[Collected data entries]
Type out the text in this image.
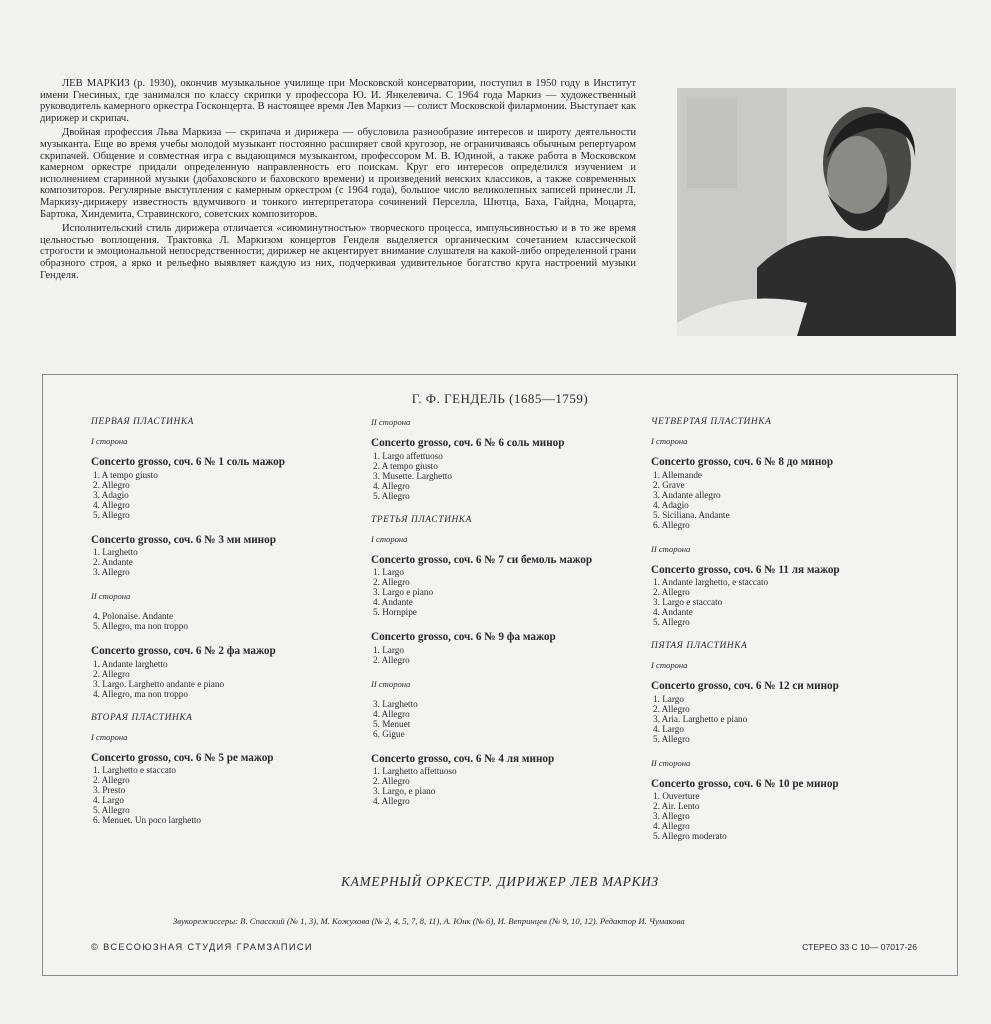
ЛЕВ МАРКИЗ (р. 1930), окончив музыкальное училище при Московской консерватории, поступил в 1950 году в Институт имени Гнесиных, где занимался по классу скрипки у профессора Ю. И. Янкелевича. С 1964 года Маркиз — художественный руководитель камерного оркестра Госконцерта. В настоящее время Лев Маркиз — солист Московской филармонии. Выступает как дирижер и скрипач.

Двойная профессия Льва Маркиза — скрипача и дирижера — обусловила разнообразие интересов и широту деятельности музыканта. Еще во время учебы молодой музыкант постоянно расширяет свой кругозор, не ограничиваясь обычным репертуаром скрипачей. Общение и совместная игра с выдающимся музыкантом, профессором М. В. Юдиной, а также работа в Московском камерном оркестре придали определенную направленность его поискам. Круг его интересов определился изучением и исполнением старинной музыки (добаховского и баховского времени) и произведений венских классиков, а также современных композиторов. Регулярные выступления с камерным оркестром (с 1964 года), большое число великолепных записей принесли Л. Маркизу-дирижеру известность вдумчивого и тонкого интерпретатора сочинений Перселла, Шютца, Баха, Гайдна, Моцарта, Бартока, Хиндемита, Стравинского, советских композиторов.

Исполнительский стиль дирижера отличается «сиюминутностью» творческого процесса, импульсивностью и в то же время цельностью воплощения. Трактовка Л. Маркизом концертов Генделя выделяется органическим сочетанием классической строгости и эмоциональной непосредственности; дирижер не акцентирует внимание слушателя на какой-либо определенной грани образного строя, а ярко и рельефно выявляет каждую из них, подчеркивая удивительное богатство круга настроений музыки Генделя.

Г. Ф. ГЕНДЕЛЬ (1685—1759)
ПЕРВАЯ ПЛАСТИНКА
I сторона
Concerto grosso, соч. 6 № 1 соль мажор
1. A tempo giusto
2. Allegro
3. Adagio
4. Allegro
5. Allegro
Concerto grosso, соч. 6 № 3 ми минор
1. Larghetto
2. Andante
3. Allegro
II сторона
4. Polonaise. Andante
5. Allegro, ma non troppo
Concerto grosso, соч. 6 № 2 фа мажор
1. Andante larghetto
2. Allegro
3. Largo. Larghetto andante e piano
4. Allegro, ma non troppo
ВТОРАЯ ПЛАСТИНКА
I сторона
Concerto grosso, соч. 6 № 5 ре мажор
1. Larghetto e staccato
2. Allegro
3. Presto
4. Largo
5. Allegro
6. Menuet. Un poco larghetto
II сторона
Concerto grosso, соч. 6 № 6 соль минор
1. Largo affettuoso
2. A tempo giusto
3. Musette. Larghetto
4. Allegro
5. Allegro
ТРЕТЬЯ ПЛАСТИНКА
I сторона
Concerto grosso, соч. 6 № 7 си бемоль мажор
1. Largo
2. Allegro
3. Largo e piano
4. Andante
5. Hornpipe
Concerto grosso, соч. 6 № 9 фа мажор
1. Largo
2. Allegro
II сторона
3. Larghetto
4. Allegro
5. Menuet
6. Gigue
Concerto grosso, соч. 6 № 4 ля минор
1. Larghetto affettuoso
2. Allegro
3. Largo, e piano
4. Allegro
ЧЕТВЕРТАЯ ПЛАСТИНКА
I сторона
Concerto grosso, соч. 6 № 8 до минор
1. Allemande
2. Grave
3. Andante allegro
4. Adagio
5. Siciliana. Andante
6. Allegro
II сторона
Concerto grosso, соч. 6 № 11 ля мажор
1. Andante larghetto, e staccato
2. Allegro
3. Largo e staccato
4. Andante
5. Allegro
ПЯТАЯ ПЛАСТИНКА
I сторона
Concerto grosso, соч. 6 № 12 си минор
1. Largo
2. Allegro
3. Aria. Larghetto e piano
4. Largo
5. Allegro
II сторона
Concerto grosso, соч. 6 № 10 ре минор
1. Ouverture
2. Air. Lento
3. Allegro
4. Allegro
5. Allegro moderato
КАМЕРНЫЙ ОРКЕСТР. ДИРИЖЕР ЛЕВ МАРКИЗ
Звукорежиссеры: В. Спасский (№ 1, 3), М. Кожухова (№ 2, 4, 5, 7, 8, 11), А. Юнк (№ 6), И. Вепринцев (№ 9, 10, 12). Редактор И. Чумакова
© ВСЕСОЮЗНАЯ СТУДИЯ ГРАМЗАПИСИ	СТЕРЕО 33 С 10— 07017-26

Problem details: Find the lines above that include the string "troppo" and copy them.

Solution below:
5. Allegro, ma non troppo
4. Allegro, ma non troppo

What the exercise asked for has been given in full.